Could you give the data below again, exactly and completely?

▼

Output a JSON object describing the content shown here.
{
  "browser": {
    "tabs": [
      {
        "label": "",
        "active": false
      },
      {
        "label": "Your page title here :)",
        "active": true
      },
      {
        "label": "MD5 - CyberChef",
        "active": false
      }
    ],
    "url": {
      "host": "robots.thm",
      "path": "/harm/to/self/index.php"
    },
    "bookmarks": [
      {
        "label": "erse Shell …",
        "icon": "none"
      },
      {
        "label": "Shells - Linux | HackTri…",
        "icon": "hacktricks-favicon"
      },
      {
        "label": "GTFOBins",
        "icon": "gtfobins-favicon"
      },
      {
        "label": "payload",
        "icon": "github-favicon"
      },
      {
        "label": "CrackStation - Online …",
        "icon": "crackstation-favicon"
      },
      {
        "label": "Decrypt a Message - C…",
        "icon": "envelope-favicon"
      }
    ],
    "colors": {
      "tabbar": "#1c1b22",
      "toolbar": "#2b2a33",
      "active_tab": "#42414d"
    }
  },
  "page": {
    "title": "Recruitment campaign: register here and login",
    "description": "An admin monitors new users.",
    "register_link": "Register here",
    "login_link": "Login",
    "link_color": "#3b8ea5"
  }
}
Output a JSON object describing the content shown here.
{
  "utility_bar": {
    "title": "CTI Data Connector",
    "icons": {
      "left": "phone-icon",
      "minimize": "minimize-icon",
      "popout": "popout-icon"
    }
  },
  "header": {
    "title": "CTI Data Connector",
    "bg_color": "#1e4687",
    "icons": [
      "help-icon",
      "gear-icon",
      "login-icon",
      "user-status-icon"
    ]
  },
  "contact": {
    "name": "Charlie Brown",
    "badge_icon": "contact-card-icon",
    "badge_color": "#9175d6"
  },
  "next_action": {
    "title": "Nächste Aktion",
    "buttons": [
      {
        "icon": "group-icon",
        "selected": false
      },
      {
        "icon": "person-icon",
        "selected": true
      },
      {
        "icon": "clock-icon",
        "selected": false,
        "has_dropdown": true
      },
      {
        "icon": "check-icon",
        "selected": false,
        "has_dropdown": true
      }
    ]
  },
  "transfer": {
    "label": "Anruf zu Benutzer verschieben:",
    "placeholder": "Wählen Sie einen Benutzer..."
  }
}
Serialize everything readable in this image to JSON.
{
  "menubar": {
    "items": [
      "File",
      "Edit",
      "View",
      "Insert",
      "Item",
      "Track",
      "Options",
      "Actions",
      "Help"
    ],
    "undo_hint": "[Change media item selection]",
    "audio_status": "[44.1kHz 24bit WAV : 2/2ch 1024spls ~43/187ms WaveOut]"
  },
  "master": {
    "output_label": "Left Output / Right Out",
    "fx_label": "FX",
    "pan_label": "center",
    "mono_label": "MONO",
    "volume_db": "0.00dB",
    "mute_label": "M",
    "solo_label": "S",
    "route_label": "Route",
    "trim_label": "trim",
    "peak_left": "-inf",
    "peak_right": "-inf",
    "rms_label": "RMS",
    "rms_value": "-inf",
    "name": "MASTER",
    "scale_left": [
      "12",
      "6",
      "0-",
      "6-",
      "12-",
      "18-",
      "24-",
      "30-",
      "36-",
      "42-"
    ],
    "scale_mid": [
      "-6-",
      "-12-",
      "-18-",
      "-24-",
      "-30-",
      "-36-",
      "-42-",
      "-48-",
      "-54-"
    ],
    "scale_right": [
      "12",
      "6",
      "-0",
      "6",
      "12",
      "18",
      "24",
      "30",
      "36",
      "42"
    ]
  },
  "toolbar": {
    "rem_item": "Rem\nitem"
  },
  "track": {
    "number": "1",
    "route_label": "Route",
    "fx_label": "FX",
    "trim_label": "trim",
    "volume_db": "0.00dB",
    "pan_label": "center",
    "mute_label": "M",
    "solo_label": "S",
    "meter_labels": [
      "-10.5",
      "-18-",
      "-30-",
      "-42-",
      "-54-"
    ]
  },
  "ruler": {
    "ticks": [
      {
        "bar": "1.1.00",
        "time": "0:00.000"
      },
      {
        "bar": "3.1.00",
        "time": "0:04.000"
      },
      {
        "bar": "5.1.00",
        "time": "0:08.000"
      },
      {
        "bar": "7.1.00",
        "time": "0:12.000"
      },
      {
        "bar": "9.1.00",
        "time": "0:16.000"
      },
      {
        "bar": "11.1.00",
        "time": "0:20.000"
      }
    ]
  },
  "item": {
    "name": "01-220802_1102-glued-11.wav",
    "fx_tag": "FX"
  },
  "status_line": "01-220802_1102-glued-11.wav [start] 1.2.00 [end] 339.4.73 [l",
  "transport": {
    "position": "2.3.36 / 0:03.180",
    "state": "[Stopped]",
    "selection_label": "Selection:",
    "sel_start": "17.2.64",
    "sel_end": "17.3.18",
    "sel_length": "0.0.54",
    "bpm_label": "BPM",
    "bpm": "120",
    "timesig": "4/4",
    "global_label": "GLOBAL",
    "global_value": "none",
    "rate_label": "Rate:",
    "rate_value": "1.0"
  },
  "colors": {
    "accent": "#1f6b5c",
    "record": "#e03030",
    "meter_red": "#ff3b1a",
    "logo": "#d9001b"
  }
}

▲

> SOLUTION TO THIS PROBLEM:
Output a JSON object describing the content shown here.
{
  "browser": {
    "tabs": [
      {
        "label": "",
        "active": false
      },
      {
        "label": "Your page title here :)",
        "active": true
      },
      {
        "label": "MD5 - CyberChef",
        "active": false
      }
    ],
    "url": {
      "host": "robots.thm",
      "path": "/harm/to/self/index.php"
    },
    "bookmarks": [
      {
        "label": "erse Shell …",
        "icon": "none"
      },
      {
        "label": "Shells - Linux | HackTri…",
        "icon": "hacktricks-favicon"
      },
      {
        "label": "GTFOBins",
        "icon": "gtfobins-favicon"
      },
      {
        "label": "payload",
        "icon": "github-favicon"
      },
      {
        "label": "CrackStation - Online …",
        "icon": "crackstation-favicon"
      },
      {
        "label": "Decrypt a Message - C…",
        "icon": "envelope-favicon"
      }
    ],
    "colors": {
      "tabbar": "#1c1b22",
      "toolbar": "#2b2a33",
      "active_tab": "#42414d"
    }
  },
  "page": {
    "title": "Recruitment campaign: register here and login",
    "description": "An admin monitors new users.",
    "register_link": "Register here",
    "login_link": "Login",
    "link_color": "#3b8ea5"
  }
}
Output a JSON object describing the content shown here.
{
  "utility_bar": {
    "title": "CTI Data Connector",
    "icons": {
      "left": "phone-icon",
      "minimize": "minimize-icon",
      "popout": "popout-icon"
    }
  },
  "header": {
    "title": "CTI Data Connector",
    "bg_color": "#1e4687",
    "icons": [
      "help-icon",
      "gear-icon",
      "login-icon",
      "user-status-icon"
    ]
  },
  "contact": {
    "name": "Charlie Brown",
    "badge_icon": "contact-card-icon",
    "badge_color": "#9175d6"
  },
  "next_action": {
    "title": "Nächste Aktion",
    "buttons": [
      {
        "icon": "group-icon",
        "selected": false
      },
      {
        "icon": "person-icon",
        "selected": true
      },
      {
        "icon": "clock-icon",
        "selected": false,
        "has_dropdown": true
      },
      {
        "icon": "check-icon",
        "selected": false,
        "has_dropdown": true
      }
    ]
  },
  "transfer": {
    "label": "Anruf zu Benutzer verschieben:",
    "placeholder": "Wählen Sie einen Benutzer..."
  }
}
Serialize everything readable in this image to JSON.
{
  "menubar": {
    "items": [
      "File",
      "Edit",
      "View",
      "Insert",
      "Item",
      "Track",
      "Options",
      "Actions",
      "Help"
    ],
    "undo_hint": "[Change media item selection]",
    "audio_status": "[44.1kHz 24bit WAV : 2/2ch 1024spls ~43/187ms WaveOut]"
  },
  "master": {
    "output_label": "Left Output / Right Out",
    "fx_label": "FX",
    "pan_label": "center",
    "mono_label": "MONO",
    "volume_db": "0.00dB",
    "mute_label": "M",
    "solo_label": "S",
    "route_label": "Route",
    "trim_label": "trim",
    "peak_left": "-inf",
    "peak_right": "-inf",
    "rms_label": "RMS",
    "rms_value": "-inf",
    "name": "MASTER",
    "scale_left": [
      "12",
      "6",
      "0-",
      "6-",
      "12-",
      "18-",
      "24-",
      "30-",
      "36-",
      "42-"
    ],
    "scale_mid": [
      "-6-",
      "-12-",
      "-18-",
      "-24-",
      "-30-",
      "-36-",
      "-42-",
      "-48-",
      "-54-"
    ],
    "scale_right": [
      "12",
      "6",
      "-0",
      "6",
      "12",
      "18",
      "24",
      "30",
      "36",
      "42"
    ]
  },
  "toolbar": {
    "rem_item": "Rem\nitem"
  },
  "track": {
    "number": "1",
    "route_label": "Route",
    "fx_label": "FX",
    "trim_label": "trim",
    "volume_db": "0.00dB",
    "pan_label": "center",
    "mute_label": "M",
    "solo_label": "S",
    "meter_labels": [
      "-10.5",
      "-18-",
      "-30-",
      "-42-",
      "-54-"
    ]
  },
  "ruler": {
    "ticks": [
      {
        "bar": "1.1.00",
        "time": "0:00.000"
      },
      {
        "bar": "3.1.00",
        "time": "0:04.000"
      },
      {
        "bar": "5.1.00",
        "time": "0:08.000"
      },
      {
        "bar": "7.1.00",
        "time": "0:12.000"
      },
      {
        "bar": "9.1.00",
        "time": "0:16.000"
      },
      {
        "bar": "11.1.00",
        "time": "0:20.000"
      }
    ]
  },
  "item": {
    "name": "01-220802_1102-glued-11.wav",
    "fx_tag": "FX"
  },
  "status_line": "01-220802_1102-glued-11.wav [start] 1.2.00 [end] 339.4.73 [l",
  "transport": {
    "position": "2.3.36 / 0:03.180",
    "state": "[Stopped]",
    "selection_label": "Selection:",
    "sel_start": "17.2.64",
    "sel_end": "17.3.18",
    "sel_length": "0.0.54",
    "bpm_label": "BPM",
    "bpm": "120",
    "timesig": "4/4",
    "global_label": "GLOBAL",
    "global_value": "none",
    "rate_label": "Rate:",
    "rate_value": "1.0"
  },
  "colors": {
    "accent": "#1f6b5c",
    "record": "#e03030",
    "meter_red": "#ff3b1a",
    "logo": "#d9001b"
  }
}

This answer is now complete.